*Given task:* Update the data from its start through the line containing "- power-cell: [680, 216, 682, 221]" by replacing every "power-cell" with "power-bin", leaving everything else unchanged, and return only those lines.

*Excerpted records:*
* Begin *

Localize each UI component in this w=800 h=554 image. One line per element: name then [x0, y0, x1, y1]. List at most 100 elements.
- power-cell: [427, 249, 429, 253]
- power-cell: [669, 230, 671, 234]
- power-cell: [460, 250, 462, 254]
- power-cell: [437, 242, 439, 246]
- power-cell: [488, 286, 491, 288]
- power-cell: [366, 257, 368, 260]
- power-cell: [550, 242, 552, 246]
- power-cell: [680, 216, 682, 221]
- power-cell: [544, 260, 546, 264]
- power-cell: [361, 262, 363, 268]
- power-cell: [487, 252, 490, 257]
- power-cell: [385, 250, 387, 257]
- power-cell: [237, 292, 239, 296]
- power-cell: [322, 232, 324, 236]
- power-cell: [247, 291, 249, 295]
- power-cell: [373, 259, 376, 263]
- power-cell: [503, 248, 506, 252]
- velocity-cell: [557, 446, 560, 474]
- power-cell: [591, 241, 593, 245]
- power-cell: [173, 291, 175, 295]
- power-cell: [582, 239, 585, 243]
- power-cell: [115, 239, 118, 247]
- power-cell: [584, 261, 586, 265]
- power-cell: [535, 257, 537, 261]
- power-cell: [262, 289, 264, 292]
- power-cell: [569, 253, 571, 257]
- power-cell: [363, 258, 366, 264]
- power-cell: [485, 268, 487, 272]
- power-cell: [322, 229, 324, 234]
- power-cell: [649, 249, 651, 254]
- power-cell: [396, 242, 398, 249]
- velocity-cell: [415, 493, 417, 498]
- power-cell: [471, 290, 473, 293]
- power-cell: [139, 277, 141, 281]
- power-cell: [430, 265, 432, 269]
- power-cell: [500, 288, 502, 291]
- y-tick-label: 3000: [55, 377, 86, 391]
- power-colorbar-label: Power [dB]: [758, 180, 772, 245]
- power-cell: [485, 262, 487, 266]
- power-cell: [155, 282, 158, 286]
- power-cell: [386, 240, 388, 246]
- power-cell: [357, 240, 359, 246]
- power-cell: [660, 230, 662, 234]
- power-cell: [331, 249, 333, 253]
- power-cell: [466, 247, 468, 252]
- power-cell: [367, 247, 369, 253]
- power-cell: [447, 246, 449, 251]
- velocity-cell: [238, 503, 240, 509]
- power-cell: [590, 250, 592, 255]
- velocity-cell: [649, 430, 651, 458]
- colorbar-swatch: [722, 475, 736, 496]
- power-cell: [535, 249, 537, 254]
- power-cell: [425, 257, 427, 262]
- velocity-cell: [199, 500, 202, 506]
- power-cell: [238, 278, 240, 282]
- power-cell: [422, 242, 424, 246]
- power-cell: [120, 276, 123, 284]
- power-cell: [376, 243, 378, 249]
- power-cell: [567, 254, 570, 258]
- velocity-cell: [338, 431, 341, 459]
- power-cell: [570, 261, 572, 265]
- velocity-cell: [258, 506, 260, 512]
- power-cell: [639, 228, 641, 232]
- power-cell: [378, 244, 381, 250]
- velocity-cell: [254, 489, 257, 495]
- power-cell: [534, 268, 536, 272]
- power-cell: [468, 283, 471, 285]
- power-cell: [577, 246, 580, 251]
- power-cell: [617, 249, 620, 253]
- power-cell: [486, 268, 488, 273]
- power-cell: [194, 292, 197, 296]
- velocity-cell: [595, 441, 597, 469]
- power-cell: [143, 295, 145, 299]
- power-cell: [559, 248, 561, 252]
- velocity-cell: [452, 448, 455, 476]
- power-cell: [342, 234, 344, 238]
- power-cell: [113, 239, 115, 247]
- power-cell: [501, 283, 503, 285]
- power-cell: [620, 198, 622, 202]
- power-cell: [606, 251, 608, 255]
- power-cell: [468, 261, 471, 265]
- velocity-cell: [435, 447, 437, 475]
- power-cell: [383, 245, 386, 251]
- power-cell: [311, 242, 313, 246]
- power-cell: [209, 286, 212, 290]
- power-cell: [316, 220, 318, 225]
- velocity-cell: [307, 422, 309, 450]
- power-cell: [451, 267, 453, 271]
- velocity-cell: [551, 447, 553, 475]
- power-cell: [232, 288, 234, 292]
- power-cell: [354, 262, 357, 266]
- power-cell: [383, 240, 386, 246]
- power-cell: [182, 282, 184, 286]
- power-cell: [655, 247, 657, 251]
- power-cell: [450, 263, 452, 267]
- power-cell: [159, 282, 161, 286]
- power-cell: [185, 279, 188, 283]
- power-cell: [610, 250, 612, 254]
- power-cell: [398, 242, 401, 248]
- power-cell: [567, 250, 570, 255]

* End *

*Solution below:*
Localize each UI component in this w=800 h=554 image. One line per element: name then [x0, y0, x1, y1]. List at most 100 elements.
- power-bin: [427, 249, 429, 253]
- power-bin: [669, 230, 671, 234]
- power-bin: [460, 250, 462, 254]
- power-bin: [437, 242, 439, 246]
- power-bin: [488, 286, 491, 288]
- power-bin: [366, 257, 368, 260]
- power-bin: [550, 242, 552, 246]
- power-bin: [680, 216, 682, 221]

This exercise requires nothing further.